* START Dataset *

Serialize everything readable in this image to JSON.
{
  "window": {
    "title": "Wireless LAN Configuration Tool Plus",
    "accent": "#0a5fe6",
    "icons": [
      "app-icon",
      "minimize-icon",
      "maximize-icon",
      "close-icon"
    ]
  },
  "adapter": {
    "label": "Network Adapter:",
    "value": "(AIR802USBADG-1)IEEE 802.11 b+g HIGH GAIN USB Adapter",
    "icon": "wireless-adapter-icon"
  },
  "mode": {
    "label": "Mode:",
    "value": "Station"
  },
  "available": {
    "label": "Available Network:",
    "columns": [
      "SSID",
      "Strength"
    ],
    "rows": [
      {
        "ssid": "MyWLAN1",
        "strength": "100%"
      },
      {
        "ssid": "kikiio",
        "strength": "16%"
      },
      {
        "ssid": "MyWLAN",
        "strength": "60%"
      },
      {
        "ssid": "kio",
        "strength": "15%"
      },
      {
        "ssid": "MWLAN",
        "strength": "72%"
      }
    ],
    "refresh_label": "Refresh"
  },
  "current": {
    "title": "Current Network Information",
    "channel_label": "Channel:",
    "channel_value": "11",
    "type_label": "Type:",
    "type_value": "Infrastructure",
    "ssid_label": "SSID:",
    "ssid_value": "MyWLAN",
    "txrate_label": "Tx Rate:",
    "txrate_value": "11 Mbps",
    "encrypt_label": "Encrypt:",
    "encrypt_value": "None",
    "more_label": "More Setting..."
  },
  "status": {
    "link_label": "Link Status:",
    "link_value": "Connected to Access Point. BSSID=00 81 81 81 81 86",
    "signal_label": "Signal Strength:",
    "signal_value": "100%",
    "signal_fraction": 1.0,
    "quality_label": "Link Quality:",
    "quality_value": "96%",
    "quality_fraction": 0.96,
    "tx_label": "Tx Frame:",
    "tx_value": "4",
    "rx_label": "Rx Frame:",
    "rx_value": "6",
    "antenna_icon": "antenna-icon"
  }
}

* END Dataset *

- Task objective -
Without changing a word, restate the whole listing.

- Exercise output -
Serialize everything readable in this image to JSON.
{
  "window": {
    "title": "Wireless LAN Configuration Tool Plus",
    "accent": "#0a5fe6",
    "icons": [
      "app-icon",
      "minimize-icon",
      "maximize-icon",
      "close-icon"
    ]
  },
  "adapter": {
    "label": "Network Adapter:",
    "value": "(AIR802USBADG-1)IEEE 802.11 b+g HIGH GAIN USB Adapter",
    "icon": "wireless-adapter-icon"
  },
  "mode": {
    "label": "Mode:",
    "value": "Station"
  },
  "available": {
    "label": "Available Network:",
    "columns": [
      "SSID",
      "Strength"
    ],
    "rows": [
      {
        "ssid": "MyWLAN1",
        "strength": "100%"
      },
      {
        "ssid": "kikiio",
        "strength": "16%"
      },
      {
        "ssid": "MyWLAN",
        "strength": "60%"
      },
      {
        "ssid": "kio",
        "strength": "15%"
      },
      {
        "ssid": "MWLAN",
        "strength": "72%"
      }
    ],
    "refresh_label": "Refresh"
  },
  "current": {
    "title": "Current Network Information",
    "channel_label": "Channel:",
    "channel_value": "11",
    "type_label": "Type:",
    "type_value": "Infrastructure",
    "ssid_label": "SSID:",
    "ssid_value": "MyWLAN",
    "txrate_label": "Tx Rate:",
    "txrate_value": "11 Mbps",
    "encrypt_label": "Encrypt:",
    "encrypt_value": "None",
    "more_label": "More Setting..."
  },
  "status": {
    "link_label": "Link Status:",
    "link_value": "Connected to Access Point. BSSID=00 81 81 81 81 86",
    "signal_label": "Signal Strength:",
    "signal_value": "100%",
    "signal_fraction": 1.0,
    "quality_label": "Link Quality:",
    "quality_value": "96%",
    "quality_fraction": 0.96,
    "tx_label": "Tx Frame:",
    "tx_value": "4",
    "rx_label": "Rx Frame:",
    "rx_value": "6",
    "antenna_icon": "antenna-icon"
  }
}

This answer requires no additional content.